## WORK TO COMPLETE
Search the data for the string "aprendizaje" and extract every line where it appears.
::: RECORDS SHOWN
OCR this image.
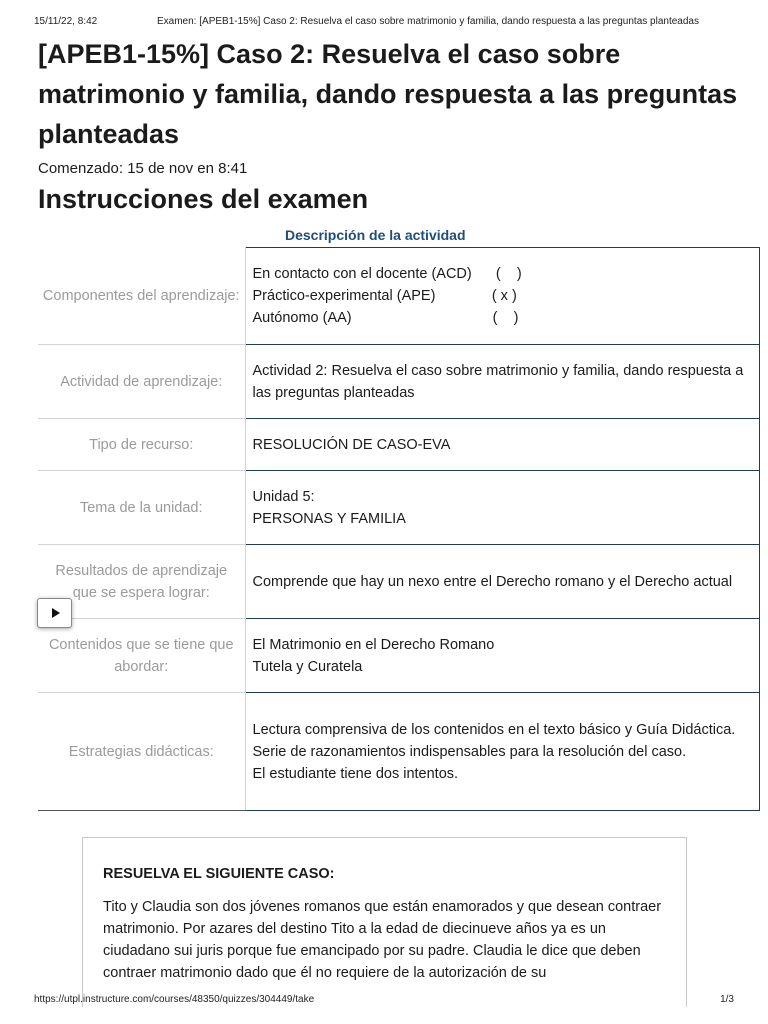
15/11/22, 8:42	Examen: [APEB1-15%] Caso 2: Resuelva el caso sobre matrimonio y familia, dando respuesta a las preguntas planteadas
[APEB1-15%] Caso 2: Resuelva el caso sobre matrimonio y familia, dando respuesta a las preguntas planteadas
Comenzado: 15 de nov en 8:41
Instrucciones del examen
Descripción de la actividad
Componentes del aprendizaje:	En contacto con el docente (ACD)      (    )
Práctico-experimental (APE)              ( x )
Autónomo (AA)                                   (    )

Actividad de aprendizaje:	Actividad 2: Resuelva el caso sobre matrimonio y familia, dando respuesta a las preguntas planteadas

Tipo de recurso:	RESOLUCIÓN DE CASO-EVA

Tema de la unidad:	Unidad 5:
PERSONAS Y FAMILIA

Resultados de aprendizaje que se espera lograr:	Comprende que hay un nexo entre el Derecho romano y el Derecho actual

Contenidos que se tiene que abordar:	El Matrimonio en el Derecho Romano
Tutela y Curatela

Estrategias didácticas:	Lectura comprensiva de los contenidos en el texto básico y Guía Didáctica.
Serie de razonamientos indispensables para la resolución del caso.
El estudiante tiene dos intentos.
RESUELVA EL SIGUIENTE CASO:

Tito y Claudia son dos jóvenes romanos que están enamorados y que desean contraer matrimonio. Por azares del destino Tito a la edad de diecinueve años ya es un ciudadano sui juris porque fue emancipado por su padre. Claudia le dice que deben contraer matrimonio dado que él no requiere de la autorización de su

https://utpl.instructure.com/courses/48350/quizzes/304449/take	1/3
::::::
## RESULT FOR THIS EXERCISE
Componentes del aprendizaje:	En contacto con el docente (ACD)      (    )
Actividad de aprendizaje:	Actividad 2: Resuelva el caso sobre matrimonio y familia, dando respuesta a las preguntas planteadas
Resultados de aprendizaje que se espera lograr:	Comprende que hay un nexo entre el Derecho romano y el Derecho actual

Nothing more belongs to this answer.